[Records contained in a dataset]
-.-.-

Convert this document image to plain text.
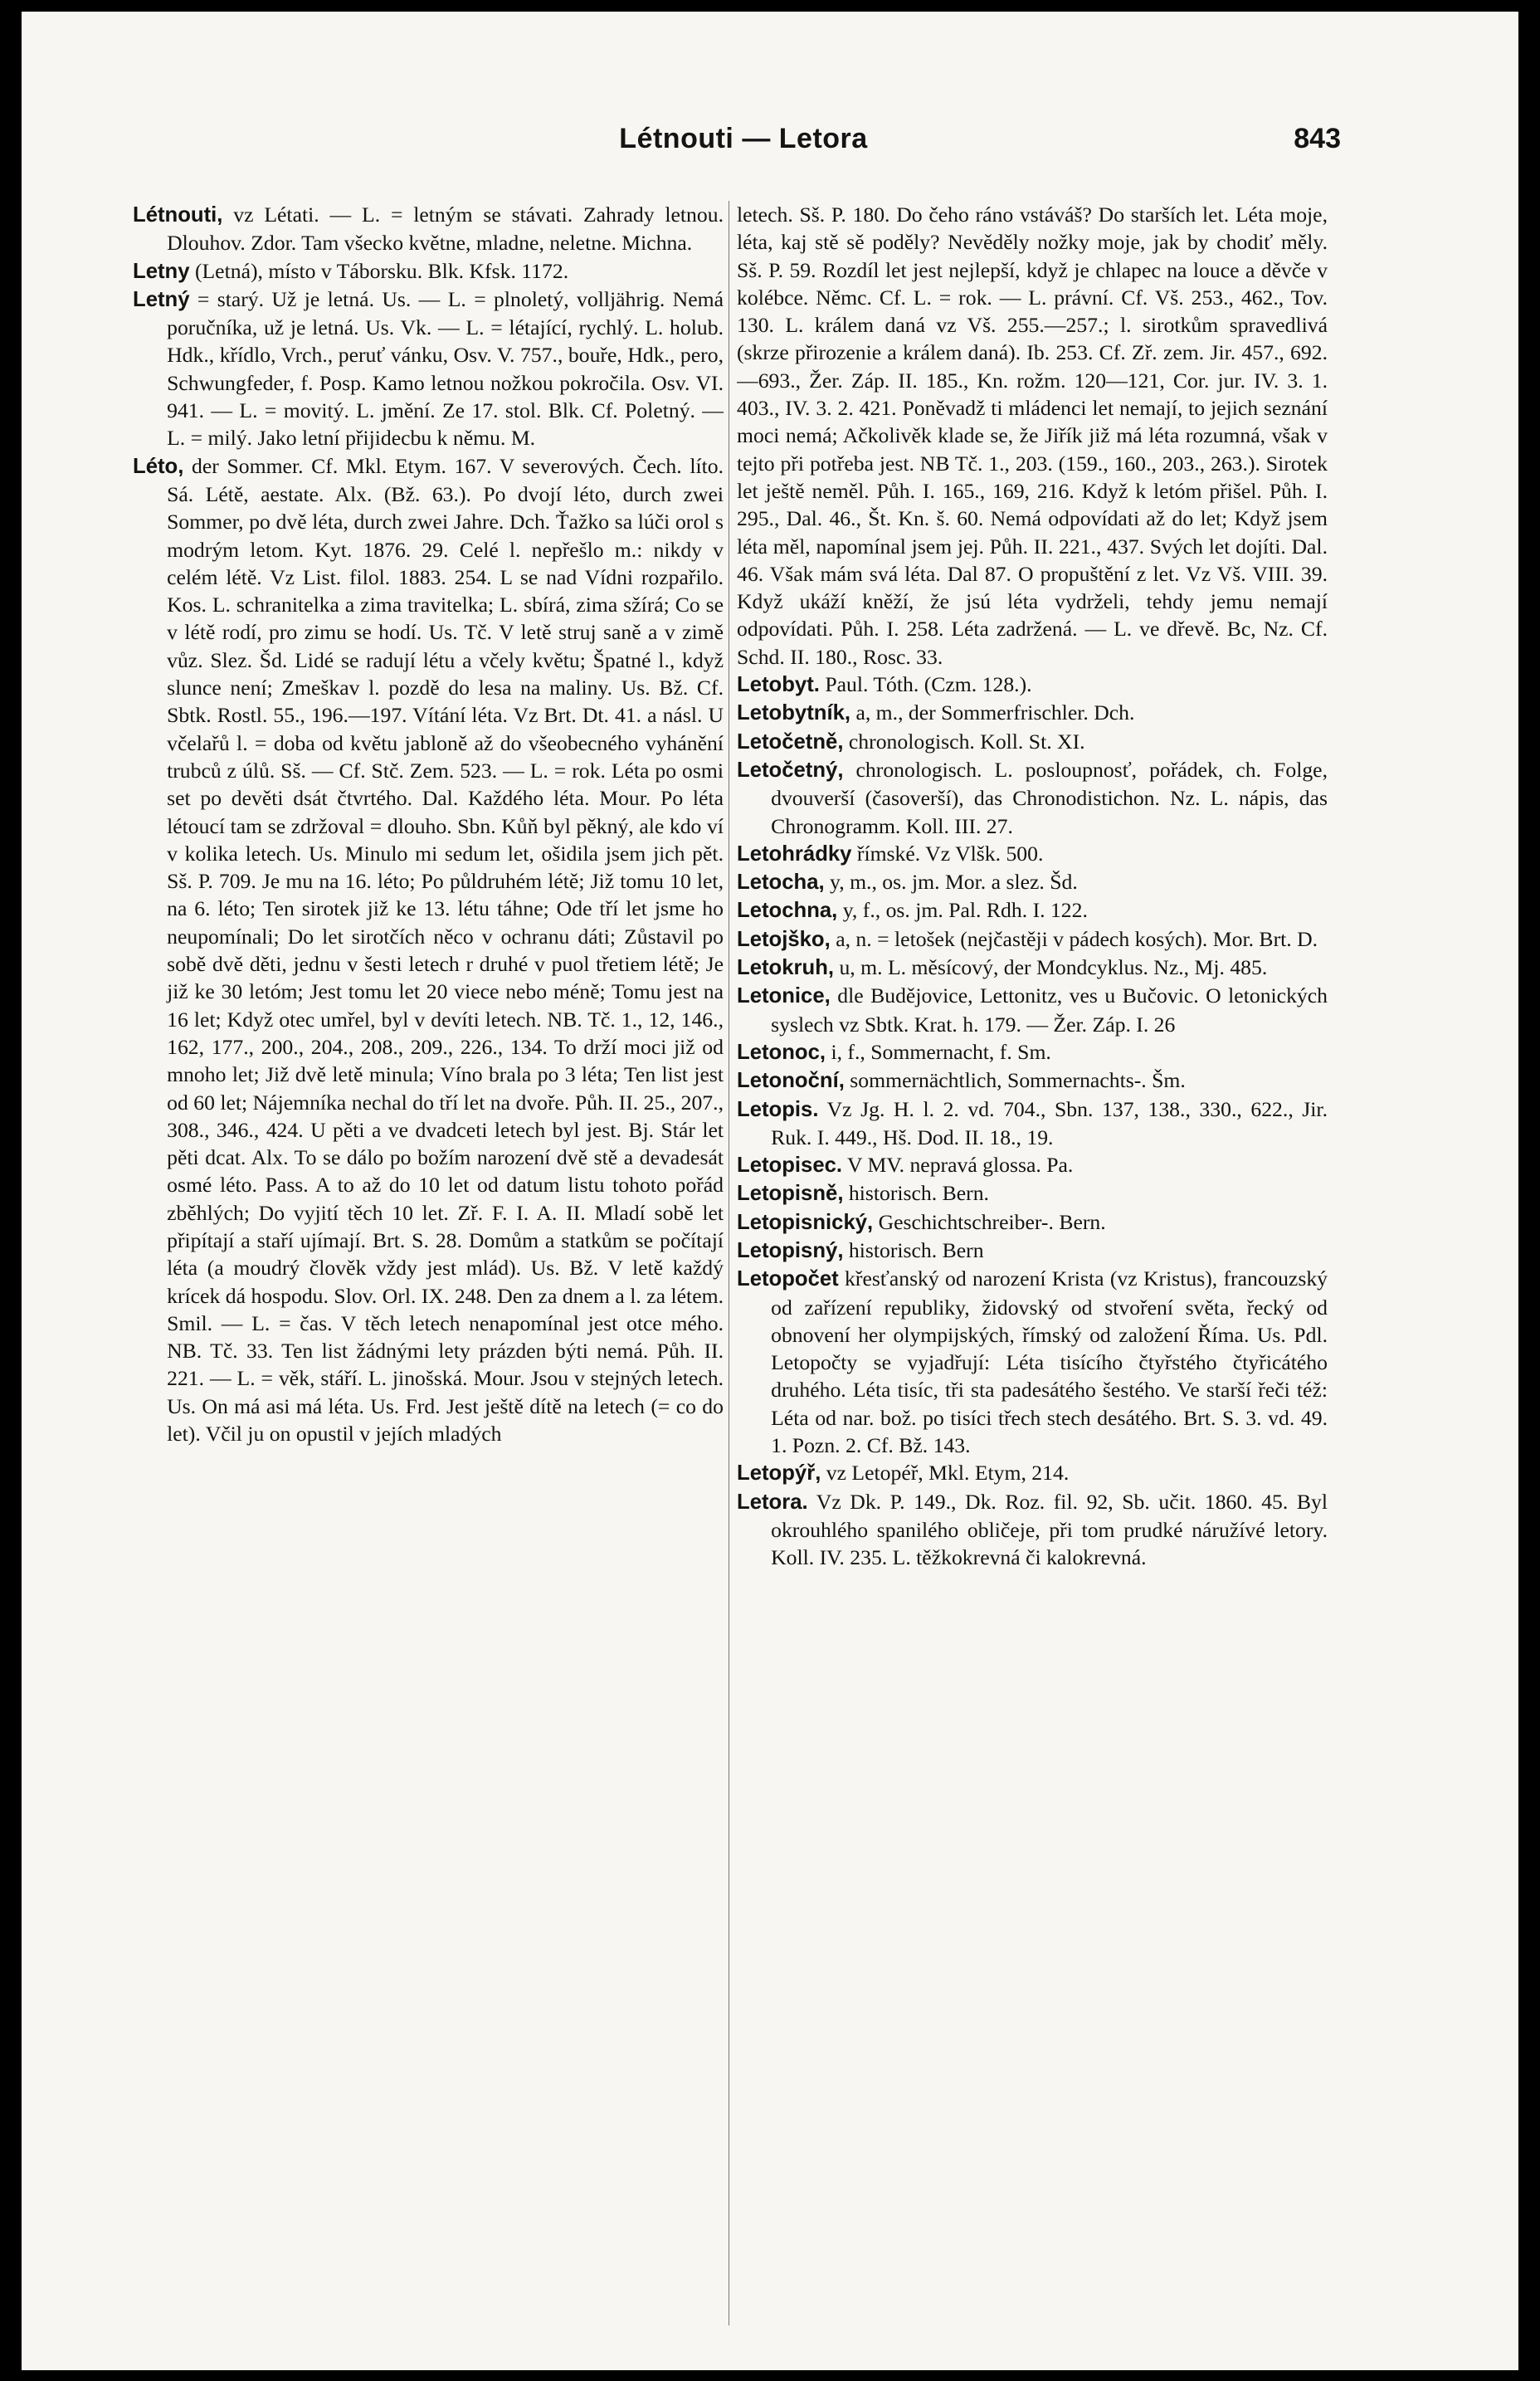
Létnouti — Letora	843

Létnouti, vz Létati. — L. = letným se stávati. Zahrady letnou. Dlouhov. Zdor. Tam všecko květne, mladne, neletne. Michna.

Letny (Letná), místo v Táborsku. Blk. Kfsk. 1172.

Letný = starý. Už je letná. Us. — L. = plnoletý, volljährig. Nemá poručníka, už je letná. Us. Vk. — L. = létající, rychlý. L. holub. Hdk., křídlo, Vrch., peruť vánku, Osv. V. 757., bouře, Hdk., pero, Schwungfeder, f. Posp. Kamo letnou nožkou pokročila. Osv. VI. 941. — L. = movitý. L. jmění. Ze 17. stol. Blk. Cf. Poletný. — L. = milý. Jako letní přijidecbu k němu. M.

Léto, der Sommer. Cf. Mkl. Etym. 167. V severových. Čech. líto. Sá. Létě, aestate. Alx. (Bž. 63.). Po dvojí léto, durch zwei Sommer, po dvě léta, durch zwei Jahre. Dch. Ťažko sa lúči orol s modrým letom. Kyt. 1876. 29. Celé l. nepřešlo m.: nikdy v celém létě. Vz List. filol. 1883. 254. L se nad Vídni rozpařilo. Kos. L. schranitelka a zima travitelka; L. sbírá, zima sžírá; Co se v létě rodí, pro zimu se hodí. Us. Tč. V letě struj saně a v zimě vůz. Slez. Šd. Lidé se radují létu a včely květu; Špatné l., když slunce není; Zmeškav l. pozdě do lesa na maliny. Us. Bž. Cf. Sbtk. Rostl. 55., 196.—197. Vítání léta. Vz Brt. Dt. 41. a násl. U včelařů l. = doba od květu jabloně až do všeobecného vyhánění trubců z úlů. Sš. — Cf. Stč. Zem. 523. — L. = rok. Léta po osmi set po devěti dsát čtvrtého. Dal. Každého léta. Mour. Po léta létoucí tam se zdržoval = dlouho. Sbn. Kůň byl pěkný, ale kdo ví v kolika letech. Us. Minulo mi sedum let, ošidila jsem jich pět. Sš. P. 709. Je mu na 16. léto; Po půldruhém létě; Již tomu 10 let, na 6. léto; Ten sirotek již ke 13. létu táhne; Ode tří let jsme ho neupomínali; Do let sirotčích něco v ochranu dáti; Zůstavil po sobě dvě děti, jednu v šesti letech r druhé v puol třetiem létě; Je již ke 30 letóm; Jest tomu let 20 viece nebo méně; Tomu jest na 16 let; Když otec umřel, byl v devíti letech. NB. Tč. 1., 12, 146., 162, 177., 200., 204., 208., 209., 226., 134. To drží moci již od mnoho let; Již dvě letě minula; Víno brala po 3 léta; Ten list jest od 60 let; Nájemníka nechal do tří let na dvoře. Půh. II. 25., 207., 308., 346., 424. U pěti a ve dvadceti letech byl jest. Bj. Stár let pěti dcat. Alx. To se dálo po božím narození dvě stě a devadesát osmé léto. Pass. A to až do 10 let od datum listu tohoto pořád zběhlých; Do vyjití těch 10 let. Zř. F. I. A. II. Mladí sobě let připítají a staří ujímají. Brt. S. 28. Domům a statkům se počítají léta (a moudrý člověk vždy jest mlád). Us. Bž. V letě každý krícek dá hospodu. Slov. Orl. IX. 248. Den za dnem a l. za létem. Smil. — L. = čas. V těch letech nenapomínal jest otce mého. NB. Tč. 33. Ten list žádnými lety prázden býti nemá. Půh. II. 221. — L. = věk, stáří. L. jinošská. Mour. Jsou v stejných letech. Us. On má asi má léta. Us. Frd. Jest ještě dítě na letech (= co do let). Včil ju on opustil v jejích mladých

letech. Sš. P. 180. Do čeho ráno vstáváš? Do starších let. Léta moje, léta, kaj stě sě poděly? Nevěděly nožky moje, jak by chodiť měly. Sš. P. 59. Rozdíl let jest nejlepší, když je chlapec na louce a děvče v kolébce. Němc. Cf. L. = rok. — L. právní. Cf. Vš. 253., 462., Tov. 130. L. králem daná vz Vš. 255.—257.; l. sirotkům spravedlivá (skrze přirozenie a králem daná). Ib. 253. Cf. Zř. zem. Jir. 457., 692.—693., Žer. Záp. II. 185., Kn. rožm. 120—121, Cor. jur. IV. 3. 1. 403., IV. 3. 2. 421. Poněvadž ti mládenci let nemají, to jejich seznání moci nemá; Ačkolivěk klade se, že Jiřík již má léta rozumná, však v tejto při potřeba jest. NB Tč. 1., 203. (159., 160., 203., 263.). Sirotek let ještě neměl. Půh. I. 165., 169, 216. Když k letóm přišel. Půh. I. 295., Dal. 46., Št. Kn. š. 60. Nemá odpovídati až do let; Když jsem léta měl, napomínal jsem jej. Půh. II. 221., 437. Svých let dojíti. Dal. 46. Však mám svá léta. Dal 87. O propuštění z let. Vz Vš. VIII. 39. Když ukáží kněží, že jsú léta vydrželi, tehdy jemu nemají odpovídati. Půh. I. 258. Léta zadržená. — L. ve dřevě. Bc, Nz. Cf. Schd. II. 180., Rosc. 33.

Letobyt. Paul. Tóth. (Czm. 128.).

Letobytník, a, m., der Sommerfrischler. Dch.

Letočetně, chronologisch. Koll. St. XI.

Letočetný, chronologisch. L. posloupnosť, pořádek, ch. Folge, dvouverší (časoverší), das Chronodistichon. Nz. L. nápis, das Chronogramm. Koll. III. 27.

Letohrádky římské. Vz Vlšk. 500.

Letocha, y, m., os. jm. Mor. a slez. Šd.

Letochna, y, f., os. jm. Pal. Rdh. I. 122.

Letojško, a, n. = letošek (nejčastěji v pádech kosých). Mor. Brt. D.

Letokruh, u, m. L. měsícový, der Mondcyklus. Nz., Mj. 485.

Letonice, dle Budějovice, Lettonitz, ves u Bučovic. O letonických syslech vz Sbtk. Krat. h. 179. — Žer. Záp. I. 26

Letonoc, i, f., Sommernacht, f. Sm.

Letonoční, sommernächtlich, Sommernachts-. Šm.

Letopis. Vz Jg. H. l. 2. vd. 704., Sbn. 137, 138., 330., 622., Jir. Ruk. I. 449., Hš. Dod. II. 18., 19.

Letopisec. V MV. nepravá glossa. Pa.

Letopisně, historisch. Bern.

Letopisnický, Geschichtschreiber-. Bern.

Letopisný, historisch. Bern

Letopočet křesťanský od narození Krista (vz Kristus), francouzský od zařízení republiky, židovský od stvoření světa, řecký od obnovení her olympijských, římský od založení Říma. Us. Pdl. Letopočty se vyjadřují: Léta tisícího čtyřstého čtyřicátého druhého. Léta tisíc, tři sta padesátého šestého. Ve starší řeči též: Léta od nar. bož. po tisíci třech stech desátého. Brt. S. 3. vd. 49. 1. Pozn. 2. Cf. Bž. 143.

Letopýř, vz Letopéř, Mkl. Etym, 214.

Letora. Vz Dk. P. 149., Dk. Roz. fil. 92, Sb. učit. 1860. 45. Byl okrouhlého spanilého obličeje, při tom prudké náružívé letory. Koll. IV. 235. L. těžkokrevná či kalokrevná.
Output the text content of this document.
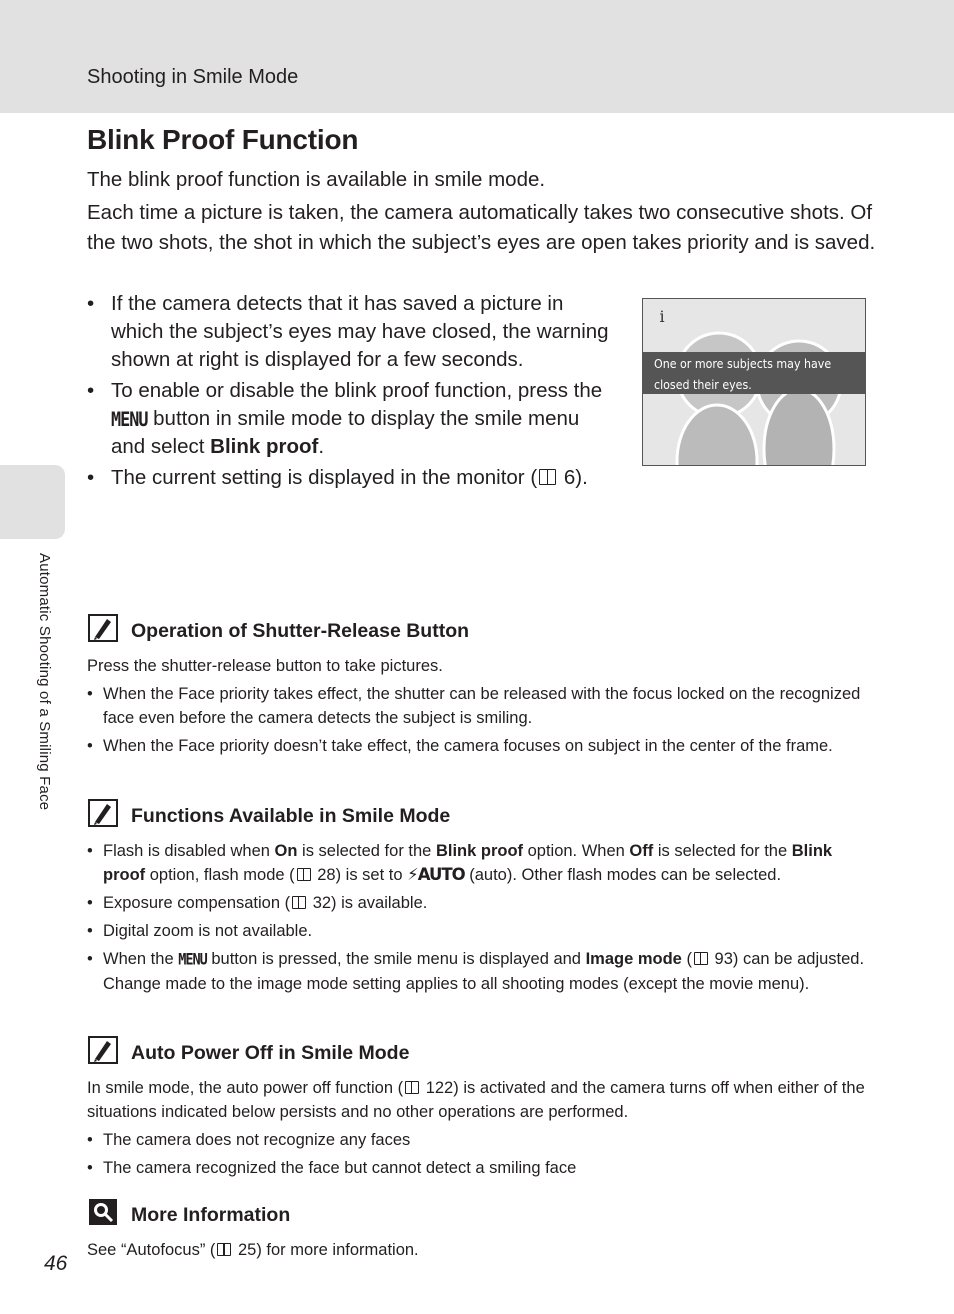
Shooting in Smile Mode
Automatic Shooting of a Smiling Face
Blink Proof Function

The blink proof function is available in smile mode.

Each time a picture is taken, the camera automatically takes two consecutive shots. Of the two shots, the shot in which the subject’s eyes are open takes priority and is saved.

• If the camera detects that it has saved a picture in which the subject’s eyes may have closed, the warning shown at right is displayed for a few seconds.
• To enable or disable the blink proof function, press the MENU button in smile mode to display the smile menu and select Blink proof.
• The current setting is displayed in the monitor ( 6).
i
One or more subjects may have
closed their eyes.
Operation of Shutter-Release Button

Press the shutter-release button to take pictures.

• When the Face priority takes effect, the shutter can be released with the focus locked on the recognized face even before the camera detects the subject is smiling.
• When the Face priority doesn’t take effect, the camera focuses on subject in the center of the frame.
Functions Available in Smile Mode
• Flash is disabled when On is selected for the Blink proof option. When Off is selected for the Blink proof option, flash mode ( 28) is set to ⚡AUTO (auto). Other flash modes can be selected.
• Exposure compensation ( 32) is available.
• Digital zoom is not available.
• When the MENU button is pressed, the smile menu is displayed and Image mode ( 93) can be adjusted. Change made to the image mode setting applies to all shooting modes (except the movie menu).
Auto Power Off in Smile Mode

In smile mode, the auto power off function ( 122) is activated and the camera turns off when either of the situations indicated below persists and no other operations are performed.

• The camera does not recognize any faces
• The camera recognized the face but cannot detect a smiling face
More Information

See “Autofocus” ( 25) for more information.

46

-.-.-

◆ To be done
Search the lines for "camera". Copy each line that has it.

◆ Result
Each time a picture is taken, the camera automatically takes two consecutive shots. Of the two shots, the shot in which the subject’s eyes are open takes priority and is saved.
• If the camera detects that it has saved a picture in which the subject’s eyes may have closed, the warning shown at right is displayed for a few seconds.
• When the Face priority takes effect, the shutter can be released with the focus locked on the recognized face even before the camera detects the subject is smiling.
• When the Face priority doesn’t take effect, the camera focuses on subject in the center of the frame.
In smile mode, the auto power off function ( 122) is activated and the camera turns off when either of the situations indicated below persists and no other operations are performed.
• The camera does not recognize any faces
• The camera recognized the face but cannot detect a smiling face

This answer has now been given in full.